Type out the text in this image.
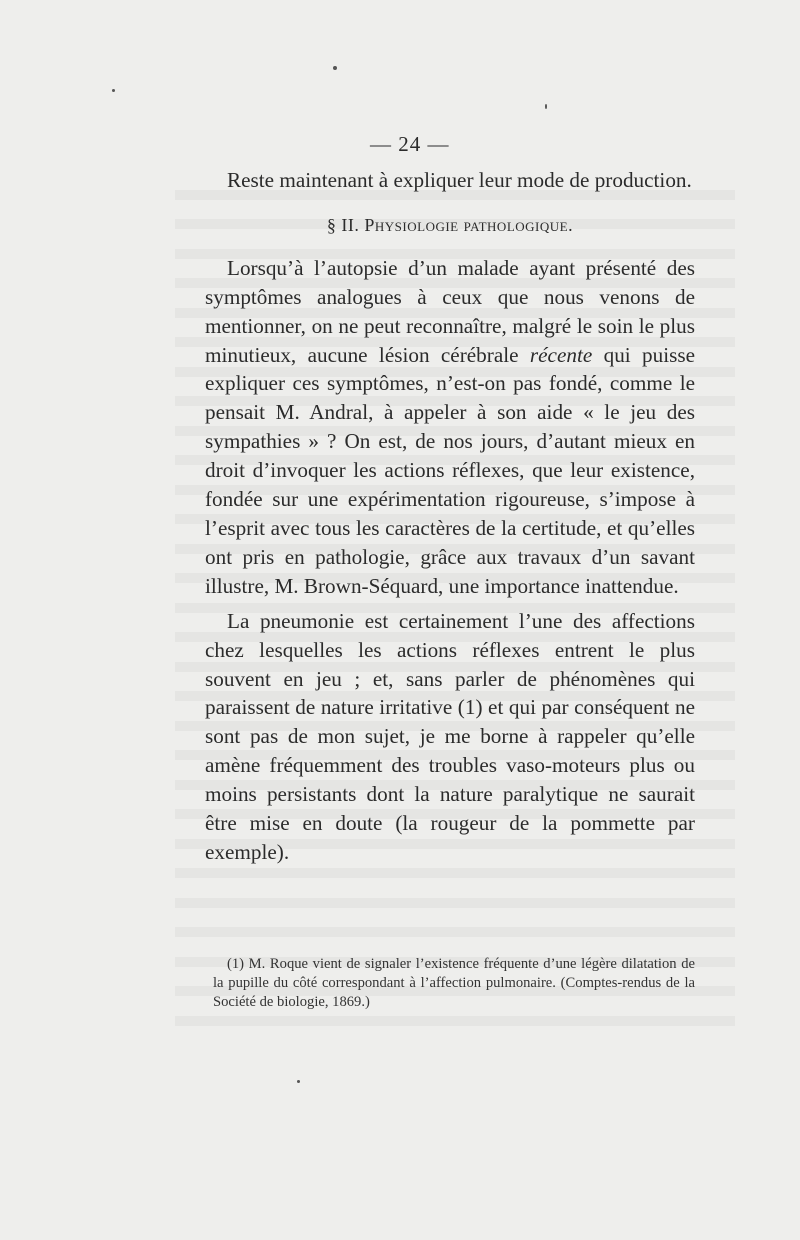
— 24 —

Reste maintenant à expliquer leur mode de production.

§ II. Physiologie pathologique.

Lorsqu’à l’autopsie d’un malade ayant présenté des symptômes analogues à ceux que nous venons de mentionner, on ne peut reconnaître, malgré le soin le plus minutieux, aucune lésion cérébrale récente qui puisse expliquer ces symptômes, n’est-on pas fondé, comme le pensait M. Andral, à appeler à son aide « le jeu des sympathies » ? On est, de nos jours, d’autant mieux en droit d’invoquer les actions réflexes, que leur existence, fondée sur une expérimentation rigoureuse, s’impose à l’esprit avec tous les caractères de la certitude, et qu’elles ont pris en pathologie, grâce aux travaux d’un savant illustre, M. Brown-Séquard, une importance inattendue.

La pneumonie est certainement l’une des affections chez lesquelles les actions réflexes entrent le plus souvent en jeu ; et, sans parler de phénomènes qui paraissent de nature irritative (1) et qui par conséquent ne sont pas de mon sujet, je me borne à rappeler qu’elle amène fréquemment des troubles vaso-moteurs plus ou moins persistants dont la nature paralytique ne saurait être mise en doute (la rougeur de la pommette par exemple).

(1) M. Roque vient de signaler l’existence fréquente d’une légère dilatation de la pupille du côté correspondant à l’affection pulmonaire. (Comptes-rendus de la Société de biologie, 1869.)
○ ○ ○
Required work:
Every line of the data should be copied as it stands, without the images.

Solution below:
Type out the text in this image.
— 24 —

Reste maintenant à expliquer leur mode de production.

§ II. Physiologie pathologique.

Lorsqu’à l’autopsie d’un malade ayant présenté des symptômes analogues à ceux que nous venons de mentionner, on ne peut reconnaître, malgré le soin le plus minutieux, aucune lésion cérébrale récente qui puisse expliquer ces symptômes, n’est-on pas fondé, comme le pensait M. Andral, à appeler à son aide « le jeu des sympathies » ? On est, de nos jours, d’autant mieux en droit d’invoquer les actions réflexes, que leur existence, fondée sur une expérimentation rigoureuse, s’impose à l’esprit avec tous les caractères de la certitude, et qu’elles ont pris en pathologie, grâce aux travaux d’un savant illustre, M. Brown-Séquard, une importance inattendue.

La pneumonie est certainement l’une des affections chez lesquelles les actions réflexes entrent le plus souvent en jeu ; et, sans parler de phénomènes qui paraissent de nature irritative (1) et qui par conséquent ne sont pas de mon sujet, je me borne à rappeler qu’elle amène fréquemment des troubles vaso-moteurs plus ou moins persistants dont la nature paralytique ne saurait être mise en doute (la rougeur de la pommette par exemple).

(1) M. Roque vient de signaler l’existence fréquente d’une légère dilatation de la pupille du côté correspondant à l’affection pulmonaire. (Comptes-rendus de la Société de biologie, 1869.)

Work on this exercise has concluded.